* [Exercise details]
Lay out every line of the material below as a Markdown table with the columns "Row" and "Line," numbering each row and leaving out blank lines.

— BEGIN Data for this task —

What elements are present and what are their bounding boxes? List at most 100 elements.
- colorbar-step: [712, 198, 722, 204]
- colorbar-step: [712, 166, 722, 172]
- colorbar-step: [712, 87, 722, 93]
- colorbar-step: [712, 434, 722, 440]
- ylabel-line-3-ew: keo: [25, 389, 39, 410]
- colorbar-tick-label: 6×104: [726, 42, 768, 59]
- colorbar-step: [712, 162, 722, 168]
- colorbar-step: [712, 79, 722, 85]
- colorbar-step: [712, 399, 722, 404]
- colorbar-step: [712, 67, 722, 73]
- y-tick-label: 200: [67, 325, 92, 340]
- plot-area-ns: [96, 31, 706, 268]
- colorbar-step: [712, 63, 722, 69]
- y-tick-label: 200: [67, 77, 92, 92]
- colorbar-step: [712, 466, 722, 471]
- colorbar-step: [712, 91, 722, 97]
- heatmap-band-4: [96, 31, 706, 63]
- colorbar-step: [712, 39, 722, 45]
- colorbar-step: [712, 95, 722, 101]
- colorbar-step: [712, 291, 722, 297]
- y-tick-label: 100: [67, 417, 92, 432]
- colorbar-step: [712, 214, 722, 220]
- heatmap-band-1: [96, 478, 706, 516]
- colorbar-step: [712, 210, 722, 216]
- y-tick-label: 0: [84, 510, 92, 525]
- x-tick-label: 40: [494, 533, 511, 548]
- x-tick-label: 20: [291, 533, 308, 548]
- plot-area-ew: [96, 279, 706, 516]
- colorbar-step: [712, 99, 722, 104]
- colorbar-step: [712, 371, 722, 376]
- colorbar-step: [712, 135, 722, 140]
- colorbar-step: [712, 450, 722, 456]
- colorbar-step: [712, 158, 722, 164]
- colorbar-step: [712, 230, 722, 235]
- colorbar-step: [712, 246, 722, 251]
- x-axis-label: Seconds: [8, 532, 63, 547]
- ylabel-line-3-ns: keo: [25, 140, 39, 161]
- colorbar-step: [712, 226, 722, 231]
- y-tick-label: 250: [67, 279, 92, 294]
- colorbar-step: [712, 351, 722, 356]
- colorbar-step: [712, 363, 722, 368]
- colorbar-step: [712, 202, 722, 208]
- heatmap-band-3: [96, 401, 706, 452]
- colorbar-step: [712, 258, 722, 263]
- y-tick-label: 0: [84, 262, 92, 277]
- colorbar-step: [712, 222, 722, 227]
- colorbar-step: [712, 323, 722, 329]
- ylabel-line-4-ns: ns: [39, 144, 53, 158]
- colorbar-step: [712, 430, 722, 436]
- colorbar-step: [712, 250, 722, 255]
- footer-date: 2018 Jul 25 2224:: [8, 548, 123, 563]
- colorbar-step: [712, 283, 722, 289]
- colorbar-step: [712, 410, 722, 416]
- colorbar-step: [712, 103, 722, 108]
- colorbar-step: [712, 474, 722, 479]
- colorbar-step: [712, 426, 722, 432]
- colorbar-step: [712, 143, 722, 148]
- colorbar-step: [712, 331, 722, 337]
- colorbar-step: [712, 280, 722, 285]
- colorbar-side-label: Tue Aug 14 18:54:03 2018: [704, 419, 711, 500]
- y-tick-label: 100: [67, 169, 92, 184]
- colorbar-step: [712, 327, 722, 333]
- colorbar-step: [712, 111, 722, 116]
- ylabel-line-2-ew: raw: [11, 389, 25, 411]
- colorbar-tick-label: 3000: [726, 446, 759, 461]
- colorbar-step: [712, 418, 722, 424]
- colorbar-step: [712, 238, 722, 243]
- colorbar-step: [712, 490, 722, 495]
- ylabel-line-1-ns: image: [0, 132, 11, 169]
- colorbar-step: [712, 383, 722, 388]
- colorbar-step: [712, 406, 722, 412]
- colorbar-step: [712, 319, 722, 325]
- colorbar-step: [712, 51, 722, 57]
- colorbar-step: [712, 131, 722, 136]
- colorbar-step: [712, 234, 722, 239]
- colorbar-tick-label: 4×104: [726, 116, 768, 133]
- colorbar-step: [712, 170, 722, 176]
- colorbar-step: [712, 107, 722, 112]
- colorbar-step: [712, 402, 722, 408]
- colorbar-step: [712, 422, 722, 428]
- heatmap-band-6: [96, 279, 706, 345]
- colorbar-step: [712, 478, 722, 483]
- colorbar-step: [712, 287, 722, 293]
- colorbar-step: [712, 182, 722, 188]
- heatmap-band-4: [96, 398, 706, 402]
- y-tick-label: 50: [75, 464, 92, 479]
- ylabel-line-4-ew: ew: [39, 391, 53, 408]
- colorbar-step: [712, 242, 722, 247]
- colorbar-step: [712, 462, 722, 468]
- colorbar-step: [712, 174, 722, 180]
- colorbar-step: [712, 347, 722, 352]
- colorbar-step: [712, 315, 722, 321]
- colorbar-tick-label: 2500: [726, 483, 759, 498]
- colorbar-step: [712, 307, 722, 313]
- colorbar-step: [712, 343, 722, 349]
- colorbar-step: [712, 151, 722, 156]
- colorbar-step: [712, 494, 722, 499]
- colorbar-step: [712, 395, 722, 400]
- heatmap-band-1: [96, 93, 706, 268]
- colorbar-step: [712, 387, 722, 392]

— END Data for this task —

* [Finished answer]
| Row | Line |
|---|---|
| 1 | What elements are present and what are their bounding boxes? List at most 100 elements. |
| 2 | - colorbar-step: [712, 198, 722, 204] |
| 3 | - colorbar-step: [712, 166, 722, 172] |
| 4 | - colorbar-step: [712, 87, 722, 93] |
| 5 | - colorbar-step: [712, 434, 722, 440] |
| 6 | - ylabel-line-3-ew: keo: [25, 389, 39, 410] |
| 7 | - colorbar-tick-label: 6×104: [726, 42, 768, 59] |
| 8 | - colorbar-step: [712, 162, 722, 168] |
| 9 | - colorbar-step: [712, 79, 722, 85] |
| 10 | - colorbar-step: [712, 399, 722, 404] |
| 11 | - colorbar-step: [712, 67, 722, 73] |
| 12 | - y-tick-label: 200: [67, 325, 92, 340] |
| 13 | - plot-area-ns: [96, 31, 706, 268] |
| 14 | - colorbar-step: [712, 63, 722, 69] |
| 15 | - y-tick-label: 200: [67, 77, 92, 92] |
| 16 | - colorbar-step: [712, 466, 722, 471] |
| 17 | - colorbar-step: [712, 91, 722, 97] |
| 18 | - heatmap-band-4: [96, 31, 706, 63] |
| 19 | - colorbar-step: [712, 39, 722, 45] |
| 20 | - colorbar-step: [712, 95, 722, 101] |
| 21 | - colorbar-step: [712, 291, 722, 297] |
| 22 | - y-tick-label: 100: [67, 417, 92, 432] |
| 23 | - colorbar-step: [712, 214, 722, 220] |
| 24 | - heatmap-band-1: [96, 478, 706, 516] |
| 25 | - colorbar-step: [712, 210, 722, 216] |
| 26 | - y-tick-label: 0: [84, 510, 92, 525] |
| 27 | - x-tick-label: 40: [494, 533, 511, 548] |
| 28 | - x-tick-label: 20: [291, 533, 308, 548] |
| 29 | - plot-area-ew: [96, 279, 706, 516] |
| 30 | - colorbar-step: [712, 99, 722, 104] |
| 31 | - colorbar-step: [712, 371, 722, 376] |
| 32 | - colorbar-step: [712, 135, 722, 140] |
| 33 | - colorbar-step: [712, 450, 722, 456] |
| 34 | - colorbar-step: [712, 158, 722, 164] |
| 35 | - colorbar-step: [712, 230, 722, 235] |
| 36 | - colorbar-step: [712, 246, 722, 251] |
| 37 | - x-axis-label: Seconds: [8, 532, 63, 547] |
| 38 | - ylabel-line-3-ns: keo: [25, 140, 39, 161] |
| 39 | - colorbar-step: [712, 226, 722, 231] |
| 40 | - y-tick-label: 250: [67, 279, 92, 294] |
| 41 | - colorbar-step: [712, 351, 722, 356] |
| 42 | - colorbar-step: [712, 363, 722, 368] |
| 43 | - colorbar-step: [712, 202, 722, 208] |
| 44 | - heatmap-band-3: [96, 401, 706, 452] |
| 45 | - colorbar-step: [712, 258, 722, 263] |
| 46 | - y-tick-label: 0: [84, 262, 92, 277] |
| 47 | - colorbar-step: [712, 222, 722, 227] |
| 48 | - colorbar-step: [712, 323, 722, 329] |
| 49 | - ylabel-line-4-ns: ns: [39, 144, 53, 158] |
| 50 | - colorbar-step: [712, 430, 722, 436] |
| 51 | - colorbar-step: [712, 250, 722, 255] |
| 52 | - footer-date: 2018 Jul 25 2224:: [8, 548, 123, 563] |
| 53 | - colorbar-step: [712, 283, 722, 289] |
| 54 | - colorbar-step: [712, 410, 722, 416] |
| 55 | - colorbar-step: [712, 103, 722, 108] |
| 56 | - colorbar-step: [712, 474, 722, 479] |
| 57 | - colorbar-step: [712, 426, 722, 432] |
| 58 | - colorbar-step: [712, 143, 722, 148] |
| 59 | - colorbar-step: [712, 331, 722, 337] |
| 60 | - colorbar-step: [712, 280, 722, 285] |
| 61 | - colorbar-side-label: Tue Aug 14 18:54:03 2018: [704, 419, 711, 500] |
| 62 | - y-tick-label: 100: [67, 169, 92, 184] |
| 63 | - colorbar-step: [712, 327, 722, 333] |
| 64 | - colorbar-step: [712, 111, 722, 116] |
| 65 | - ylabel-line-2-ew: raw: [11, 389, 25, 411] |
| 66 | - colorbar-tick-label: 3000: [726, 446, 759, 461] |
| 67 | - colorbar-step: [712, 418, 722, 424] |
| 68 | - colorbar-step: [712, 238, 722, 243] |
| 69 | - colorbar-step: [712, 490, 722, 495] |
| 70 | - ylabel-line-1-ns: image: [0, 132, 11, 169] |
| 71 | - colorbar-step: [712, 383, 722, 388] |
| 72 | - colorbar-step: [712, 406, 722, 412] |
| 73 | - colorbar-step: [712, 319, 722, 325] |
| 74 | - colorbar-step: [712, 51, 722, 57] |
| 75 | - colorbar-step: [712, 131, 722, 136] |
| 76 | - colorbar-step: [712, 234, 722, 239] |
| 77 | - colorbar-tick-label: 4×104: [726, 116, 768, 133] |
| 78 | - colorbar-step: [712, 170, 722, 176] |
| 79 | - colorbar-step: [712, 107, 722, 112] |
| 80 | - colorbar-step: [712, 402, 722, 408] |
| 81 | - colorbar-step: [712, 422, 722, 428] |
| 82 | - heatmap-band-6: [96, 279, 706, 345] |
| 83 | - colorbar-step: [712, 478, 722, 483] |
| 84 | - colorbar-step: [712, 287, 722, 293] |
| 85 | - colorbar-step: [712, 182, 722, 188] |
| 86 | - heatmap-band-4: [96, 398, 706, 402] |
| 87 | - y-tick-label: 50: [75, 464, 92, 479] |
| 88 | - ylabel-line-4-ew: ew: [39, 391, 53, 408] |
| 89 | - colorbar-step: [712, 242, 722, 247] |
| 90 | - colorbar-step: [712, 462, 722, 468] |
| 91 | - colorbar-step: [712, 174, 722, 180] |
| 92 | - colorbar-step: [712, 347, 722, 352] |
| 93 | - colorbar-step: [712, 315, 722, 321] |
| 94 | - colorbar-tick-label: 2500: [726, 483, 759, 498] |
| 95 | - colorbar-step: [712, 307, 722, 313] |
| 96 | - colorbar-step: [712, 343, 722, 349] |
| 97 | - colorbar-step: [712, 151, 722, 156] |
| 98 | - colorbar-step: [712, 494, 722, 499] |
| 99 | - colorbar-step: [712, 395, 722, 400] |
| 100 | - heatmap-band-1: [96, 93, 706, 268] |
| 101 | - colorbar-step: [712, 387, 722, 392] |